==== Task data ====

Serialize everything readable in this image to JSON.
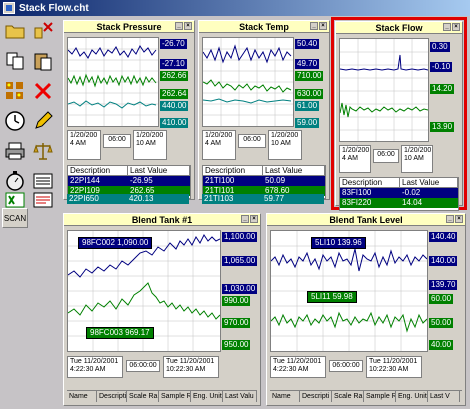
{
  "window": {
    "title": "Stack Flow.cht"
  },
  "toolbar": {
    "scan_label": "SCAN"
  },
  "panels": {
    "stack_pressure": {
      "title": "Stack Pressure",
      "scale": [
        "-26.70",
        "-27.10",
        "262.66",
        "262.64",
        "440.00",
        "410.00"
      ],
      "time_left_date": "1/20/200",
      "time_left_time": "4 AM",
      "time_mid": "06:00",
      "time_right_date": "1/20/200",
      "time_right_time": "10 AM",
      "table_head": [
        "Description",
        "Last Value"
      ],
      "rows": [
        {
          "desc": "22PI144",
          "value": "-26.95",
          "color": "#000080"
        },
        {
          "desc": "22PI109",
          "value": "262.65",
          "color": "#008000"
        },
        {
          "desc": "22PI650",
          "value": "420.13",
          "color": "#008080"
        }
      ]
    },
    "stack_temp": {
      "title": "Stack Temp",
      "scale": [
        "50.40",
        "49.70",
        "710.00",
        "630.00",
        "61.00",
        "59.00"
      ],
      "time_left_date": "1/20/200",
      "time_left_time": "4 AM",
      "time_mid": "06:00",
      "time_right_date": "1/20/200",
      "time_right_time": "10 AM",
      "table_head": [
        "Description",
        "Last Value"
      ],
      "rows": [
        {
          "desc": "21TI100",
          "value": "50.09",
          "color": "#000080"
        },
        {
          "desc": "21TI101",
          "value": "678.60",
          "color": "#008000"
        },
        {
          "desc": "21TI103",
          "value": "59.77",
          "color": "#008080"
        }
      ]
    },
    "stack_flow": {
      "title": "Stack Flow",
      "scale": [
        "0.30",
        "-0.10",
        "14.20",
        "13.90"
      ],
      "time_left_date": "1/20/200",
      "time_left_time": "4 AM",
      "time_mid": "06:00",
      "time_right_date": "1/20/200",
      "time_right_time": "10 AM",
      "table_head": [
        "Description",
        "Last Value"
      ],
      "rows": [
        {
          "desc": "83FI100",
          "value": "-0.02",
          "color": "#000080"
        },
        {
          "desc": "83FI220",
          "value": "14.04",
          "color": "#008000"
        }
      ]
    },
    "blend_tank_1": {
      "title": "Blend Tank #1",
      "scale": [
        "1,100.00",
        "1,065.00",
        "1,030.00",
        "990.00",
        "970.00",
        "950.00"
      ],
      "overlay_top": "98FC002 1,090.00",
      "overlay_bottom": "98FC003 969.17",
      "time_left_date": "Tue 11/20/2001",
      "time_left_time": "4:22:30 AM",
      "time_mid": "06:00:00",
      "time_right_date": "Tue 11/20/2001",
      "time_right_time": "10:22:30 AM",
      "columns": [
        "Name",
        "Descripti",
        "Scale Ra",
        "Sample R",
        "Eng. Unit",
        "Last Valu"
      ]
    },
    "blend_tank_level": {
      "title": "Blend Tank Level",
      "scale": [
        "140.40",
        "140.00",
        "139.70",
        "60.00",
        "50.00",
        "40.00"
      ],
      "overlay_top": "5LI10 139.96",
      "overlay_bottom": "5LI11 59.98",
      "time_left_date": "Tue 11/20/2001",
      "time_left_time": "4:22:30 AM",
      "time_mid": "06:00:00",
      "time_right_date": "Tue 11/20/2001",
      "time_right_time": "10:22:30 AM",
      "columns": [
        "Name",
        "Descripti",
        "Scale Ra",
        "Sample R",
        "Eng. Unit",
        "Last V"
      ]
    }
  },
  "colors": {
    "navy": "#000080",
    "green": "#008000",
    "teal": "#008080",
    "highlight": "#e00000",
    "title_bg": "#ffffc0"
  }
}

====

Given instruction
Quote all of the entries word for word, omitting any pictures.

Complete output
Serialize everything readable in this image to JSON.
{
  "window": {
    "title": "Stack Flow.cht"
  },
  "toolbar": {
    "scan_label": "SCAN"
  },
  "panels": {
    "stack_pressure": {
      "title": "Stack Pressure",
      "scale": [
        "-26.70",
        "-27.10",
        "262.66",
        "262.64",
        "440.00",
        "410.00"
      ],
      "time_left_date": "1/20/200",
      "time_left_time": "4 AM",
      "time_mid": "06:00",
      "time_right_date": "1/20/200",
      "time_right_time": "10 AM",
      "table_head": [
        "Description",
        "Last Value"
      ],
      "rows": [
        {
          "desc": "22PI144",
          "value": "-26.95",
          "color": "#000080"
        },
        {
          "desc": "22PI109",
          "value": "262.65",
          "color": "#008000"
        },
        {
          "desc": "22PI650",
          "value": "420.13",
          "color": "#008080"
        }
      ]
    },
    "stack_temp": {
      "title": "Stack Temp",
      "scale": [
        "50.40",
        "49.70",
        "710.00",
        "630.00",
        "61.00",
        "59.00"
      ],
      "time_left_date": "1/20/200",
      "time_left_time": "4 AM",
      "time_mid": "06:00",
      "time_right_date": "1/20/200",
      "time_right_time": "10 AM",
      "table_head": [
        "Description",
        "Last Value"
      ],
      "rows": [
        {
          "desc": "21TI100",
          "value": "50.09",
          "color": "#000080"
        },
        {
          "desc": "21TI101",
          "value": "678.60",
          "color": "#008000"
        },
        {
          "desc": "21TI103",
          "value": "59.77",
          "color": "#008080"
        }
      ]
    },
    "stack_flow": {
      "title": "Stack Flow",
      "scale": [
        "0.30",
        "-0.10",
        "14.20",
        "13.90"
      ],
      "time_left_date": "1/20/200",
      "time_left_time": "4 AM",
      "time_mid": "06:00",
      "time_right_date": "1/20/200",
      "time_right_time": "10 AM",
      "table_head": [
        "Description",
        "Last Value"
      ],
      "rows": [
        {
          "desc": "83FI100",
          "value": "-0.02",
          "color": "#000080"
        },
        {
          "desc": "83FI220",
          "value": "14.04",
          "color": "#008000"
        }
      ]
    },
    "blend_tank_1": {
      "title": "Blend Tank #1",
      "scale": [
        "1,100.00",
        "1,065.00",
        "1,030.00",
        "990.00",
        "970.00",
        "950.00"
      ],
      "overlay_top": "98FC002 1,090.00",
      "overlay_bottom": "98FC003 969.17",
      "time_left_date": "Tue 11/20/2001",
      "time_left_time": "4:22:30 AM",
      "time_mid": "06:00:00",
      "time_right_date": "Tue 11/20/2001",
      "time_right_time": "10:22:30 AM",
      "columns": [
        "Name",
        "Descripti",
        "Scale Ra",
        "Sample R",
        "Eng. Unit",
        "Last Valu"
      ]
    },
    "blend_tank_level": {
      "title": "Blend Tank Level",
      "scale": [
        "140.40",
        "140.00",
        "139.70",
        "60.00",
        "50.00",
        "40.00"
      ],
      "overlay_top": "5LI10 139.96",
      "overlay_bottom": "5LI11 59.98",
      "time_left_date": "Tue 11/20/2001",
      "time_left_time": "4:22:30 AM",
      "time_mid": "06:00:00",
      "time_right_date": "Tue 11/20/2001",
      "time_right_time": "10:22:30 AM",
      "columns": [
        "Name",
        "Descripti",
        "Scale Ra",
        "Sample R",
        "Eng. Unit",
        "Last V"
      ]
    }
  },
  "colors": {
    "navy": "#000080",
    "green": "#008000",
    "teal": "#008080",
    "highlight": "#e00000",
    "title_bg": "#ffffc0"
  }
}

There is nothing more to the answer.